• _Aim of the task_
In the entries below, find the lines with the word "حميد" and copy them.

• _Dataset_
* start *
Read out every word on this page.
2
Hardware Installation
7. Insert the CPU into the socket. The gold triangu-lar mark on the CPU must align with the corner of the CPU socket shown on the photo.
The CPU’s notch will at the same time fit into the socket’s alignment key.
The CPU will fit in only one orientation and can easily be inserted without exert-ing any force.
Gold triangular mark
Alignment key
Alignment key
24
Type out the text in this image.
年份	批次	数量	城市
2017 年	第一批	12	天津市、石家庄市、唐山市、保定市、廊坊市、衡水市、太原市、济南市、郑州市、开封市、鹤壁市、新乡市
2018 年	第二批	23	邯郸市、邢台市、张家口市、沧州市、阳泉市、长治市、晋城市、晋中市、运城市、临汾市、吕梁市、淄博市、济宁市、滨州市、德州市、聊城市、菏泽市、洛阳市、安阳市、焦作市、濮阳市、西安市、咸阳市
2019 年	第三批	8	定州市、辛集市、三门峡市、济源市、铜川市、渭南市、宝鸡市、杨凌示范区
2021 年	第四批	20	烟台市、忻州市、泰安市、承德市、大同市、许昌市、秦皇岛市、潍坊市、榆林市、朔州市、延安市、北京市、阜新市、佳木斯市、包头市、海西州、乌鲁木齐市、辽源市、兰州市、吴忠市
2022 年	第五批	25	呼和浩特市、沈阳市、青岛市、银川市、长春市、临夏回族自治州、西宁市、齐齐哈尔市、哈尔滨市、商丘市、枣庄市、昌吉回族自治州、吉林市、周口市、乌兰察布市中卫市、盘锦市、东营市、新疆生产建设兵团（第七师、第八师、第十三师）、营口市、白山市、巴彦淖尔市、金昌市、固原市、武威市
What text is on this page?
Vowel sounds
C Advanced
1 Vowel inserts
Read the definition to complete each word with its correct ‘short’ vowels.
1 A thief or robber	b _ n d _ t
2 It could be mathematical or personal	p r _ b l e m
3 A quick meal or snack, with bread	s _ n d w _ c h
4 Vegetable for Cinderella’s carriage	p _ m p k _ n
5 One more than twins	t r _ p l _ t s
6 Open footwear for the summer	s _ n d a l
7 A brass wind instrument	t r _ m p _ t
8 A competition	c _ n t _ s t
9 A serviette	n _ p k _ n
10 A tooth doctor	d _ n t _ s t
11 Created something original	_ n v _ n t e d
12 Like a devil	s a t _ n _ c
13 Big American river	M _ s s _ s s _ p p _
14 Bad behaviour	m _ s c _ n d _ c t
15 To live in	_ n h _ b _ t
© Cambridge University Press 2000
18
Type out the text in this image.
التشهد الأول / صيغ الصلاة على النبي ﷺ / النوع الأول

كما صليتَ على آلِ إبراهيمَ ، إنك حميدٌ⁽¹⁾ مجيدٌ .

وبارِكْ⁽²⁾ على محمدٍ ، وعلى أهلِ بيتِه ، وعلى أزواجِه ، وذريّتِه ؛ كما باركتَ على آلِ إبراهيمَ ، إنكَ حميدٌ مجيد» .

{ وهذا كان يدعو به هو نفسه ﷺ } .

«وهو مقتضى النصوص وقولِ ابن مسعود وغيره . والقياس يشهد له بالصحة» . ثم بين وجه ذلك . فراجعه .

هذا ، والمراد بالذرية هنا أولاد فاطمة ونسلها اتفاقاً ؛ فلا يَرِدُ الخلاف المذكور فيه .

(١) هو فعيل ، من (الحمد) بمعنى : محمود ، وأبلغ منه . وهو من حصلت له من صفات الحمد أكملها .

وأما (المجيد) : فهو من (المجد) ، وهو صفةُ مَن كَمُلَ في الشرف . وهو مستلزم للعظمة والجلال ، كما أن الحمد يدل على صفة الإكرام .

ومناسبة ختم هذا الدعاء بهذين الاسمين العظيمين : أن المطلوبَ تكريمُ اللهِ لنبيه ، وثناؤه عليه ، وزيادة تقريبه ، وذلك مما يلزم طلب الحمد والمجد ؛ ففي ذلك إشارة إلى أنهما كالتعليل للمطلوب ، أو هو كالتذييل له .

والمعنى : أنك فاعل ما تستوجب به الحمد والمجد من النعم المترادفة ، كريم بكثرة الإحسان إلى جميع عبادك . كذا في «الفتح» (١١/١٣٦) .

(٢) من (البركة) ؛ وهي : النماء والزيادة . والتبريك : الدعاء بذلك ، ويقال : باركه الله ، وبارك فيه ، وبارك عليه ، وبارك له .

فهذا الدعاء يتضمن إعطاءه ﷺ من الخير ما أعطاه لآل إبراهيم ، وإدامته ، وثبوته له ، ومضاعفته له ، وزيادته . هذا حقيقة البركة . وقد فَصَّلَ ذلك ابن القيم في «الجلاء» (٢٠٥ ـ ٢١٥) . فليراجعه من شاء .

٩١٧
* end *
• _Answer_
كما صليتَ على آلِ إبراهيمَ ، إنك حميدٌ⁽¹⁾ مجيدٌ .
وبارِكْ⁽²⁾ على محمدٍ ، وعلى أهلِ بيتِه ، وعلى أزواجِه ، وذريّتِه ؛ كما باركتَ على آلِ إبراهيمَ ، إنكَ حميدٌ مجيد» .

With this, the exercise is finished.